STATED PROBLEM:
Update the records below by replacing each occurrence of "echo-point" with "data-point", keeping every other character unchanged. Omit the pictures from your answer.

[Spatial layout data]
* * *

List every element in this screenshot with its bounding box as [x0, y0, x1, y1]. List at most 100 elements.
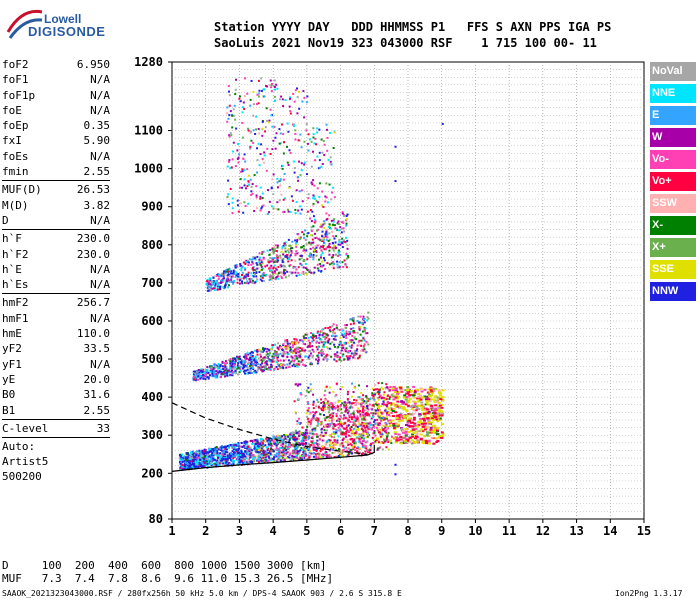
- echo-point: [386, 432, 389, 435]
- echo-point: [230, 270, 233, 273]
- echo-point: [244, 355, 247, 358]
- echo-point: [293, 358, 296, 361]
- echo-point: [304, 435, 307, 438]
- echo-point: [215, 369, 218, 372]
- echo-point: [372, 388, 375, 391]
- echo-point: [342, 227, 345, 230]
- echo-point: [217, 277, 220, 280]
- echo-point: [335, 412, 338, 415]
- echo-point: [318, 151, 321, 154]
- echo-point: [366, 407, 369, 410]
- echo-point: [262, 257, 265, 260]
- echo-point: [380, 411, 383, 414]
- echo-point: [214, 451, 217, 454]
- echo-point: [369, 424, 372, 427]
- echo-point: [337, 345, 340, 348]
- echo-point: [315, 229, 318, 232]
- echo-point: [294, 436, 297, 439]
- echo-point: [422, 417, 426, 420]
- echo-point: [197, 368, 200, 371]
- echo-point: [387, 441, 390, 444]
- echo-point: [316, 452, 319, 455]
- echo-point: [377, 422, 380, 425]
- echo-point: [296, 350, 299, 353]
- echo-point: [226, 457, 229, 460]
- echo-point: [327, 327, 330, 330]
- echo-point: [284, 358, 287, 361]
- echo-point: [225, 269, 228, 272]
- echo-point: [265, 451, 268, 454]
- echo-point: [257, 350, 260, 353]
- echo-point: [354, 426, 357, 429]
- echo-point: [308, 243, 311, 246]
- echo-point: [362, 437, 365, 440]
- echo-point: [346, 429, 349, 432]
- echo-point: [276, 346, 279, 349]
- echo-point: [217, 464, 220, 467]
- echo-point: [322, 434, 325, 437]
- echo-point: [390, 409, 393, 412]
- echo-point: [302, 451, 305, 454]
- echo-point: [208, 366, 211, 369]
- echo-point: [413, 424, 417, 427]
- echo-point: [179, 455, 182, 458]
- echo-point: [216, 365, 219, 368]
- echo-point: [316, 228, 319, 231]
- echo-point: [276, 354, 279, 357]
- echo-point: [259, 355, 262, 358]
- echo-point: [245, 277, 248, 280]
- echo-point: [302, 247, 305, 250]
- echo-point: [390, 393, 393, 396]
- echo-point: [400, 428, 404, 431]
- echo-point: [219, 376, 222, 379]
- echo-point: [328, 232, 331, 235]
- echo-point: [318, 455, 321, 458]
- echo-point: [295, 245, 298, 248]
- echo-point: [231, 359, 234, 362]
- echo-point: [301, 456, 304, 459]
- echo-point: [311, 334, 314, 337]
- echo-point: [390, 402, 393, 405]
- echo-point: [341, 328, 344, 331]
- echo-point: [304, 450, 307, 453]
- echo-point: [239, 456, 242, 459]
- echo-point: [322, 223, 325, 226]
- echo-point: [249, 104, 252, 107]
- echo-point: [334, 335, 337, 338]
- echo-point: [284, 265, 287, 268]
- echo-point: [183, 468, 186, 471]
- echo-point: [294, 129, 297, 132]
- echo-point: [380, 442, 383, 445]
- echo-point: [337, 400, 340, 403]
- echo-point: [432, 387, 436, 390]
- echo-point: [289, 210, 292, 213]
- echo-point: [285, 438, 288, 441]
- echo-point: [357, 440, 360, 443]
- echo-point: [333, 343, 336, 346]
- echo-point: [269, 248, 272, 251]
- echo-point: [347, 333, 350, 336]
- echo-point: [205, 462, 208, 465]
- echo-point: [411, 428, 415, 431]
- echo-point: [336, 356, 339, 359]
- echo-point: [382, 418, 385, 421]
- echo-point: [385, 403, 388, 406]
- echo-point: [304, 439, 307, 442]
- echo-point: [308, 451, 311, 454]
- echo-point: [239, 365, 242, 368]
- echo-point: [387, 407, 390, 410]
- echo-point: [197, 462, 200, 465]
- echo-point: [309, 331, 312, 334]
- echo-point: [182, 457, 185, 460]
- echo-point: [329, 224, 332, 227]
- echo-point: [336, 263, 339, 266]
- echo-point: [403, 394, 407, 397]
- echo-point: [193, 378, 196, 381]
- y-tick-label: 500: [141, 352, 163, 366]
- echo-point: [329, 227, 332, 230]
- echo-point: [305, 243, 308, 246]
- echo-point: [344, 241, 347, 244]
- echo-point: [342, 336, 345, 339]
- echo-point: [365, 411, 368, 414]
- echo-point: [332, 449, 335, 452]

* * *

RESULT OF THIS EXERCISE:
List every element in this screenshot with its bounding box as [x0, y0, x1, y1]. List at most 100 elements.
- data-point: [386, 432, 389, 435]
- data-point: [230, 270, 233, 273]
- data-point: [244, 355, 247, 358]
- data-point: [293, 358, 296, 361]
- data-point: [304, 435, 307, 438]
- data-point: [215, 369, 218, 372]
- data-point: [372, 388, 375, 391]
- data-point: [342, 227, 345, 230]
- data-point: [217, 277, 220, 280]
- data-point: [335, 412, 338, 415]
- data-point: [318, 151, 321, 154]
- data-point: [366, 407, 369, 410]
- data-point: [262, 257, 265, 260]
- data-point: [380, 411, 383, 414]
- data-point: [214, 451, 217, 454]
- data-point: [369, 424, 372, 427]
- data-point: [337, 345, 340, 348]
- data-point: [315, 229, 318, 232]
- data-point: [294, 436, 297, 439]
- data-point: [422, 417, 426, 420]
- data-point: [197, 368, 200, 371]
- data-point: [387, 441, 390, 444]
- data-point: [316, 452, 319, 455]
- data-point: [377, 422, 380, 425]
- data-point: [296, 350, 299, 353]
- data-point: [226, 457, 229, 460]
- data-point: [327, 327, 330, 330]
- data-point: [284, 358, 287, 361]
- data-point: [225, 269, 228, 272]
- data-point: [265, 451, 268, 454]
- data-point: [257, 350, 260, 353]
- data-point: [354, 426, 357, 429]
- data-point: [308, 243, 311, 246]
- data-point: [362, 437, 365, 440]
- data-point: [346, 429, 349, 432]
- data-point: [276, 346, 279, 349]
- data-point: [217, 464, 220, 467]
- data-point: [322, 434, 325, 437]
- data-point: [390, 409, 393, 412]
- data-point: [302, 451, 305, 454]
- data-point: [208, 366, 211, 369]
- data-point: [413, 424, 417, 427]
- data-point: [179, 455, 182, 458]
- data-point: [216, 365, 219, 368]
- data-point: [316, 228, 319, 231]
- data-point: [276, 354, 279, 357]
- data-point: [259, 355, 262, 358]
- data-point: [245, 277, 248, 280]
- data-point: [302, 247, 305, 250]
- data-point: [390, 393, 393, 396]
- data-point: [400, 428, 404, 431]
- data-point: [219, 376, 222, 379]
- data-point: [328, 232, 331, 235]
- data-point: [318, 455, 321, 458]
- data-point: [295, 245, 298, 248]
- data-point: [231, 359, 234, 362]
- data-point: [301, 456, 304, 459]
- data-point: [311, 334, 314, 337]
- data-point: [390, 402, 393, 405]
- data-point: [341, 328, 344, 331]
- data-point: [304, 450, 307, 453]
- data-point: [239, 456, 242, 459]
- data-point: [322, 223, 325, 226]
- data-point: [249, 104, 252, 107]
- data-point: [334, 335, 337, 338]
- data-point: [284, 265, 287, 268]
- data-point: [183, 468, 186, 471]
- data-point: [294, 129, 297, 132]
- data-point: [380, 442, 383, 445]
- data-point: [337, 400, 340, 403]
- data-point: [432, 387, 436, 390]
- data-point: [289, 210, 292, 213]
- data-point: [285, 438, 288, 441]
- data-point: [357, 440, 360, 443]
- data-point: [333, 343, 336, 346]
- data-point: [269, 248, 272, 251]
- data-point: [347, 333, 350, 336]
- data-point: [205, 462, 208, 465]
- data-point: [411, 428, 415, 431]
- data-point: [336, 356, 339, 359]
- data-point: [382, 418, 385, 421]
- data-point: [385, 403, 388, 406]
- data-point: [304, 439, 307, 442]
- data-point: [308, 451, 311, 454]
- data-point: [239, 365, 242, 368]
- data-point: [387, 407, 390, 410]
- data-point: [197, 462, 200, 465]
- data-point: [309, 331, 312, 334]
- data-point: [182, 457, 185, 460]
- data-point: [329, 224, 332, 227]
- data-point: [336, 263, 339, 266]
- data-point: [403, 394, 407, 397]
- data-point: [193, 378, 196, 381]
- y-tick-label: 500: [141, 352, 163, 366]
- data-point: [329, 227, 332, 230]
- data-point: [305, 243, 308, 246]
- data-point: [344, 241, 347, 244]
- data-point: [342, 336, 345, 339]
- data-point: [365, 411, 368, 414]
- data-point: [332, 449, 335, 452]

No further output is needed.